→ **Problem details**
Render the records from the first line through the line with "colorbar-below-segment xyxy=(123,789,163,827)" as a JSON list of strings, one string per line, with blank lines omitted.

→ **Excerpted records**
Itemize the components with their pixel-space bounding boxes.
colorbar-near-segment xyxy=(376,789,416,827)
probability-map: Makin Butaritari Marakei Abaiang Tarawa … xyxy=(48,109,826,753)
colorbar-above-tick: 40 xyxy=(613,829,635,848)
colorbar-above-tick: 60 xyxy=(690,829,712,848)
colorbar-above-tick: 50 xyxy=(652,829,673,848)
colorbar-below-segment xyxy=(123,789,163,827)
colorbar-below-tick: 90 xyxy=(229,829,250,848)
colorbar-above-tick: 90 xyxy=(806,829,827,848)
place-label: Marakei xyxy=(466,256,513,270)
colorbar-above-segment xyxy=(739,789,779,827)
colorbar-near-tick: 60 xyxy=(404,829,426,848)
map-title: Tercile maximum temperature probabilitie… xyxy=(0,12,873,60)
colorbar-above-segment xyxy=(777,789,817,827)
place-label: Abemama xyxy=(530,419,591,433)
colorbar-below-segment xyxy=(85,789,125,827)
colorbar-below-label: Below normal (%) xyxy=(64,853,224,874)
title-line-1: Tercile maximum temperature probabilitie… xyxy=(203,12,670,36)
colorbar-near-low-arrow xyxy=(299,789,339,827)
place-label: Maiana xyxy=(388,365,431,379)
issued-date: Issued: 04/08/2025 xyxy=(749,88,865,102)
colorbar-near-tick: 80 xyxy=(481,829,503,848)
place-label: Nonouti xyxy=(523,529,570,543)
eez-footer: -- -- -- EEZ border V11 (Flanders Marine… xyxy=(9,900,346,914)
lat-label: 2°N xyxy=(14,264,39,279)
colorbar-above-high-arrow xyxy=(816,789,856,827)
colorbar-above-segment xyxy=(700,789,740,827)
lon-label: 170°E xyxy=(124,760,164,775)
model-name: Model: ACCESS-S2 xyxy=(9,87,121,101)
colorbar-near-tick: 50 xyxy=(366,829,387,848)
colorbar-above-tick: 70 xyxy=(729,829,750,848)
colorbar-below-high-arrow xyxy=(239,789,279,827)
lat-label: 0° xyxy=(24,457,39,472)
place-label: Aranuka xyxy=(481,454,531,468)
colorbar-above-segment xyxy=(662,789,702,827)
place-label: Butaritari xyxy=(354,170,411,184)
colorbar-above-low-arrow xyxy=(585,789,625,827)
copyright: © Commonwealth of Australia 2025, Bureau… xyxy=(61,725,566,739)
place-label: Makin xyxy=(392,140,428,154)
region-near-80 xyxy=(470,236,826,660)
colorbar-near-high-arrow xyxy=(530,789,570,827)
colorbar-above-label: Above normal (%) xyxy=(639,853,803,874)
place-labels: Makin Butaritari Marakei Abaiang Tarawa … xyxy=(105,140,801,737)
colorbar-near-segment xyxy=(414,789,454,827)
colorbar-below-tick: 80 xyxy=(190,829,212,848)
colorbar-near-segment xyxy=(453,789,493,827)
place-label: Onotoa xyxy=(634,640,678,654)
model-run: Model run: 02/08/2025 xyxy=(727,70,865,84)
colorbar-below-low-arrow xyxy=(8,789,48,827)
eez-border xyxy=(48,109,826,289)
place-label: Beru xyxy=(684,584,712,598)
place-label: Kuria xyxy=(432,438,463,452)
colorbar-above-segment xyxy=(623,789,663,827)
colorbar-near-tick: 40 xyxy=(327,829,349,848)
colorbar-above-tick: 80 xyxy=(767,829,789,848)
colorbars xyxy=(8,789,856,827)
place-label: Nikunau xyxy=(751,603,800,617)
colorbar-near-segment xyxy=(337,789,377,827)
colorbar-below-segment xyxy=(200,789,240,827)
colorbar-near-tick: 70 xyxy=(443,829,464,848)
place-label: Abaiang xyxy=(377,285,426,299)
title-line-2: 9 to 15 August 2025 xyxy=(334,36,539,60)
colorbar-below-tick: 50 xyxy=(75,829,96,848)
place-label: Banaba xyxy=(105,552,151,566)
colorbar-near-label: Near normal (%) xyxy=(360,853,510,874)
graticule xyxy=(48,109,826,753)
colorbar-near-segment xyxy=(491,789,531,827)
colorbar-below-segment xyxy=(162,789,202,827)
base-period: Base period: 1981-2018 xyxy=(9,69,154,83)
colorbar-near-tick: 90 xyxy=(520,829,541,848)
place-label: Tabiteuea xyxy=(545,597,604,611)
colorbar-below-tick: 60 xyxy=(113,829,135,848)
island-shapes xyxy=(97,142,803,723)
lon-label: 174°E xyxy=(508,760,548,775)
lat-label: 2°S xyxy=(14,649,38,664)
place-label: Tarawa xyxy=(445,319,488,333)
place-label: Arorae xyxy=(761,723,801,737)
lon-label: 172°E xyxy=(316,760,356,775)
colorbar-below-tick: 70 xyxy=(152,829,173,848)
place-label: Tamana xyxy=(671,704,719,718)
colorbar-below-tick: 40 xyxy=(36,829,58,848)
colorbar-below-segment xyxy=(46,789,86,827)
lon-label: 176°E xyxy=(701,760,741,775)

→ **Answer**
[
  "Itemize the components with their pixel-space bounding boxes.",
  "colorbar-near-segment xyxy=(376,789,416,827)",
  "probability-map: Makin Butaritari Marakei Abaiang Tarawa … xyxy=(48,109,826,753)",
  "colorbar-above-tick: 40 xyxy=(613,829,635,848)",
  "colorbar-above-tick: 60 xyxy=(690,829,712,848)",
  "colorbar-above-tick: 50 xyxy=(652,829,673,848)",
  "colorbar-below-segment xyxy=(123,789,163,827)"
]